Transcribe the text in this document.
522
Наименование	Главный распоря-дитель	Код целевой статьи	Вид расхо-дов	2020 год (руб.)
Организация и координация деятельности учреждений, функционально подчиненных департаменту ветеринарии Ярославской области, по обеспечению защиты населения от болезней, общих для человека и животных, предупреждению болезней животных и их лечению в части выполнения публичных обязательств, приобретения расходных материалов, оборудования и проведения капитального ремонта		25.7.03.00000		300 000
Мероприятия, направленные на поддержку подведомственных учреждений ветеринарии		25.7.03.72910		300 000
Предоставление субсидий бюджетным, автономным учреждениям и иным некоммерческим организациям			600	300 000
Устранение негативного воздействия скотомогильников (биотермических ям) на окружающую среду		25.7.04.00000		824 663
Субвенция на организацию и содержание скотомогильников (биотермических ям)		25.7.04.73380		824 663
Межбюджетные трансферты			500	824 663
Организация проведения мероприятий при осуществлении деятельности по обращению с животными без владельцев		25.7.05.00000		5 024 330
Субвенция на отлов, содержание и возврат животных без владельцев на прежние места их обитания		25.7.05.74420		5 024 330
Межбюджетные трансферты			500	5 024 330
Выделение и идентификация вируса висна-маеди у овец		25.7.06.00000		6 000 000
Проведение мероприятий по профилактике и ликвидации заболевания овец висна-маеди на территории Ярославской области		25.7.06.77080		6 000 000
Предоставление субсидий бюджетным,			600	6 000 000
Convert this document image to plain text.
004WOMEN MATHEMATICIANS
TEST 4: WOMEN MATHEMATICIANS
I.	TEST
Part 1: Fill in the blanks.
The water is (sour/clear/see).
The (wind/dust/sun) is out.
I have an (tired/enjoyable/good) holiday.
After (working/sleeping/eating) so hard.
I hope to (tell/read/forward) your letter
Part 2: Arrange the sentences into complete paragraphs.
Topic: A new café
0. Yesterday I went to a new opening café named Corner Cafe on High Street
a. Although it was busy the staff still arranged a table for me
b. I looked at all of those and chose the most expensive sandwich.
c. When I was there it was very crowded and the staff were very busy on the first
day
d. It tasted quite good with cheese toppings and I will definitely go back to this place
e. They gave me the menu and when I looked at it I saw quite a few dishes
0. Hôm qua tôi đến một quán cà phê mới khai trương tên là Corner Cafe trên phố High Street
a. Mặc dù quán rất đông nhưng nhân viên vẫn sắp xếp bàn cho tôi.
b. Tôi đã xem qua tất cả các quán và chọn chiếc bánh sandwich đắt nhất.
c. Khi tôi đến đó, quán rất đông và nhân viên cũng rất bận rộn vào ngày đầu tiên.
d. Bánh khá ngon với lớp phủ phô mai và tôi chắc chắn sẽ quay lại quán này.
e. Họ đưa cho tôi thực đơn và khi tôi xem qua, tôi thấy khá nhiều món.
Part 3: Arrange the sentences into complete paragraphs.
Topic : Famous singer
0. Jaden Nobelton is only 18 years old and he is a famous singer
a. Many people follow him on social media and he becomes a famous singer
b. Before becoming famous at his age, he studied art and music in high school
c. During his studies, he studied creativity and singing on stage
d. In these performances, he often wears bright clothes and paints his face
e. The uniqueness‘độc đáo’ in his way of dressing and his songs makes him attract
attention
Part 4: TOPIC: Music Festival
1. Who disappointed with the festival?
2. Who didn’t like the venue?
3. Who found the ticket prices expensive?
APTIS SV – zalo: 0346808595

WRITTEN REQUEST:
Reproduce every record, matching each line exactly.

REPLY:
Transcribe the text in this document.
522
Наименование	Главный распоря-дитель	Код целевой статьи	Вид расхо-дов	2020 год (руб.)
Организация и координация деятельности учреждений, функционально подчиненных департаменту ветеринарии Ярославской области, по обеспечению защиты населения от болезней, общих для человека и животных, предупреждению болезней животных и их лечению в части выполнения публичных обязательств, приобретения расходных материалов, оборудования и проведения капитального ремонта		25.7.03.00000		300 000
Мероприятия, направленные на поддержку подведомственных учреждений ветеринарии		25.7.03.72910		300 000
Предоставление субсидий бюджетным, автономным учреждениям и иным некоммерческим организациям			600	300 000
Устранение негативного воздействия скотомогильников (биотермических ям) на окружающую среду		25.7.04.00000		824 663
Субвенция на организацию и содержание скотомогильников (биотермических ям)		25.7.04.73380		824 663
Межбюджетные трансферты			500	824 663
Организация проведения мероприятий при осуществлении деятельности по обращению с животными без владельцев		25.7.05.00000		5 024 330
Субвенция на отлов, содержание и возврат животных без владельцев на прежние места их обитания		25.7.05.74420		5 024 330
Межбюджетные трансферты			500	5 024 330
Выделение и идентификация вируса висна-маеди у овец		25.7.06.00000		6 000 000
Проведение мероприятий по профилактике и ликвидации заболевания овец висна-маеди на территории Ярославской области		25.7.06.77080		6 000 000
Предоставление субсидий бюджетным,			600	6 000 000
Convert this document image to plain text.
004WOMEN MATHEMATICIANS
TEST 4: WOMEN MATHEMATICIANS
I.	TEST
Part 1: Fill in the blanks.
The water is (sour/clear/see).
The (wind/dust/sun) is out.
I have an (tired/enjoyable/good) holiday.
After (working/sleeping/eating) so hard.
I hope to (tell/read/forward) your letter
Part 2: Arrange the sentences into complete paragraphs.
Topic: A new café
0. Yesterday I went to a new opening café named Corner Cafe on High Street
a. Although it was busy the staff still arranged a table for me
b. I looked at all of those and chose the most expensive sandwich.
c. When I was there it was very crowded and the staff were very busy on the first
day
d. It tasted quite good with cheese toppings and I will definitely go back to this place
e. They gave me the menu and when I looked at it I saw quite a few dishes
0. Hôm qua tôi đến một quán cà phê mới khai trương tên là Corner Cafe trên phố High Street
a. Mặc dù quán rất đông nhưng nhân viên vẫn sắp xếp bàn cho tôi.
b. Tôi đã xem qua tất cả các quán và chọn chiếc bánh sandwich đắt nhất.
c. Khi tôi đến đó, quán rất đông và nhân viên cũng rất bận rộn vào ngày đầu tiên.
d. Bánh khá ngon với lớp phủ phô mai và tôi chắc chắn sẽ quay lại quán này.
e. Họ đưa cho tôi thực đơn và khi tôi xem qua, tôi thấy khá nhiều món.
Part 3: Arrange the sentences into complete paragraphs.
Topic : Famous singer
0. Jaden Nobelton is only 18 years old and he is a famous singer
a. Many people follow him on social media and he becomes a famous singer
b. Before becoming famous at his age, he studied art and music in high school
c. During his studies, he studied creativity and singing on stage
d. In these performances, he often wears bright clothes and paints his face
e. The uniqueness‘độc đáo’ in his way of dressing and his songs makes him attract
attention
Part 4: TOPIC: Music Festival
1. Who disappointed with the festival?
2. Who didn’t like the venue?
3. Who found the ticket prices expensive?
APTIS SV – zalo: 0346808595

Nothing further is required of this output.